Jump to content

User:Periglio/Persondata

From Wikipedia, the free encyclopedia

For my own personal use, I used the Persondata template to create my own database of celebrity birth and death days. I have carried on developing my software in order to validate birth and death data in wikipedias biographical articles. To be honest, this is mainly for my own benefit to maintain my own accurate database. However, as an ex Wiki editor and I feel I should give something back to the community, I am actively updating articles where anomalies are found.

I have not put the software into the public domain, but if anyone shows any interest I could. I have also thought about making the error lists available hoping to get some help in fixing articles. Again, I am waiting for feedback.

Below I am listing the error messages, to give some idea of what I am searching for, and the criteria I am using. To be honest again, this is mainly for my own benefit, but if anyone shows an interest, I am willing to collaborate.

As of 22 February 2014, there are 1,116,575 entries in my database which should account for all articles that contain a Persondata template. This does vary with articles being created, deleted and edited.

Validated messages

[edit]

Complete (living)

[edit]

This indicates an article containing a complete birth date, no validation errors and the subject is still alive.

22 February 2014 - 289,389 records

Complete (non-living)

[edit]

This indicates an article containing complete birth and death dates, plus no validation errors.

22 February 2014 - 131,337 records

Validated

[edit]

This indicates an article where a birth or death date is incomplete, but otherwise validated. A relevant category will be present to confirm the date is missing and is not just a typing error for example.

22 February 2014 - 21,659 records

Error Messages

[edit]

W errors are general Wikipedia errors. The explanations assume the Wikipedia class has been used by the Persondata class. P are specific to the Persondata template.

W001-Cannot contact Wikipedia

[edit]

This errors occurs when there is a loss of Internet, but can also occur if Wikipedia returns an error page such as "server busy". If the error generates multiple times, the software will terminate.

W002-%1 template not found

[edit]

This error will result in the article being removed from the database

The requested page does not contain the Persondata template.

● COLLECTED MATERIAL

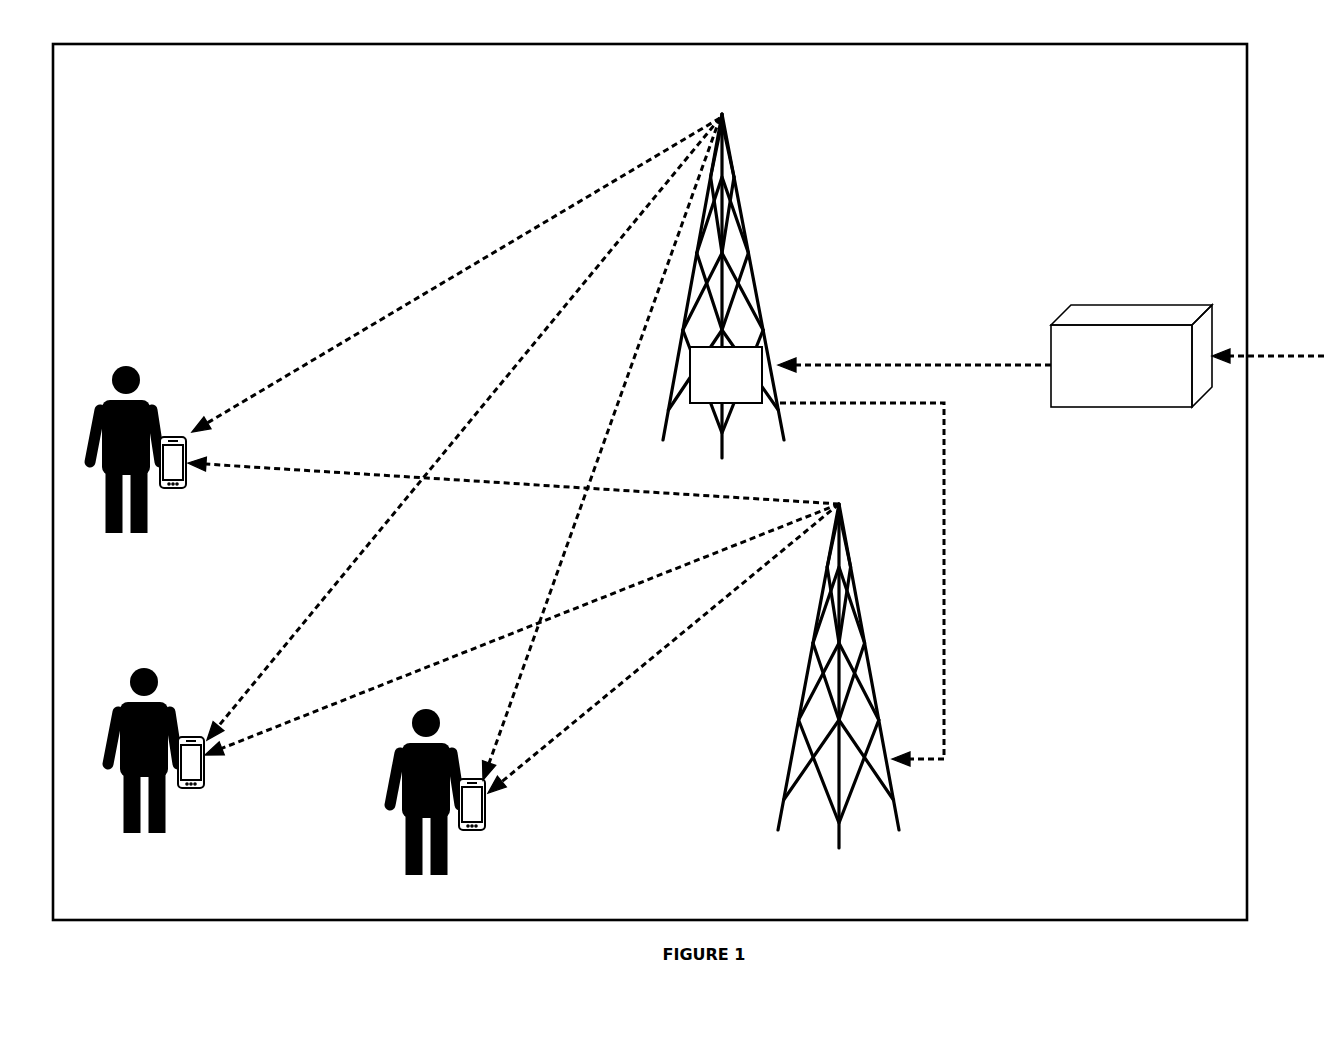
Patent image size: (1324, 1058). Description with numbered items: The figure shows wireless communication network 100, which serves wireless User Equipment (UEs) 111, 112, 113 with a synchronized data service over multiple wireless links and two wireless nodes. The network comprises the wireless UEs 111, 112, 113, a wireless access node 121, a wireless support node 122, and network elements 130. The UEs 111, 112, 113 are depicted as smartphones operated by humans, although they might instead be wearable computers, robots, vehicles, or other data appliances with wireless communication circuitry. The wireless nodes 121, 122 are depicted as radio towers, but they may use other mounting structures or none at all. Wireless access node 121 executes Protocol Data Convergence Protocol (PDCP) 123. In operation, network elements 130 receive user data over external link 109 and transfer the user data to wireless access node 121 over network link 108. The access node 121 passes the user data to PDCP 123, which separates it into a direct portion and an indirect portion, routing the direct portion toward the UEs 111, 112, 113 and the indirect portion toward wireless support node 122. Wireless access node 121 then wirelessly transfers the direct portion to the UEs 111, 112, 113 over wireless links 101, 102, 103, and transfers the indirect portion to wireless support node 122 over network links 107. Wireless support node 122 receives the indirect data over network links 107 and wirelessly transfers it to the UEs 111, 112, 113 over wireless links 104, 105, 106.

● EXERCISE TASK
Continue the Persondata validation page from its last sentence.

● TASK ANSWER
[edit]

There is a broken Wikilink within the template ie an extraneous ]].

W004-Cannot convert year of %1

[edit]

The date supplied is a single numeric, assumed to be a year, but cannot be converted into a 1st January date. The software checks for an error condition, but there is no feasible way this would fail.

W005-Cannot extract year of %1

[edit]

The supplied date field appears to be a small piece of text. This is often someone typing NA into the death date of a living person.

W006-Invalid %1 date - no year

[edit]

The date field appears to be complete (ie it contains 3 fields) and successfully converts into a date. However, the resulting year does not appear in the original date. This happens when the conversion is fooled for whatever reason and uses the wrong year for its conversion. For example, using a 2 digit year.

W007-Invalid %1 date

[edit]

The date field appears to be complete, but fails to convert. The entry is invalid for various reasons. Normally misspelling of months or extra text. nb The software does not yet handle circa, about, between etc. Watch out for out of range dates such as 31st April, or 29th February during non-leap years.

W008-There are not 3 fields in %1 date

[edit]

Before date conversion, the software checks there are 3 fields - day, month and year. This error indicates additional text, or a missing field.

W009-Unmatched category brackets

[edit]

This error indicates a broken category within the article e.g. [[Category:2011 deaths

W010-Unmatched template brackets

[edit]

This indicates a broken template within the article - Note that this applies to all templates within the article.

W011-Cannot handle %1 date modifier

[edit]

Temporary kludge to flag acceptable date modifiers such as circa, about etc. These should not need fixing, it exists solely to prevent false errors in the date conversions.

W012-Unbalanced HTML comment

[edit]

Somewhere in the article there is a rogue HTML comment start or end

W013-Unbalanced template brackets on page

[edit]

The software was unable to extract the template because it could not find closing brackets. i.e. The template was found but is broken - there is a rogue {{ after {{Persondata.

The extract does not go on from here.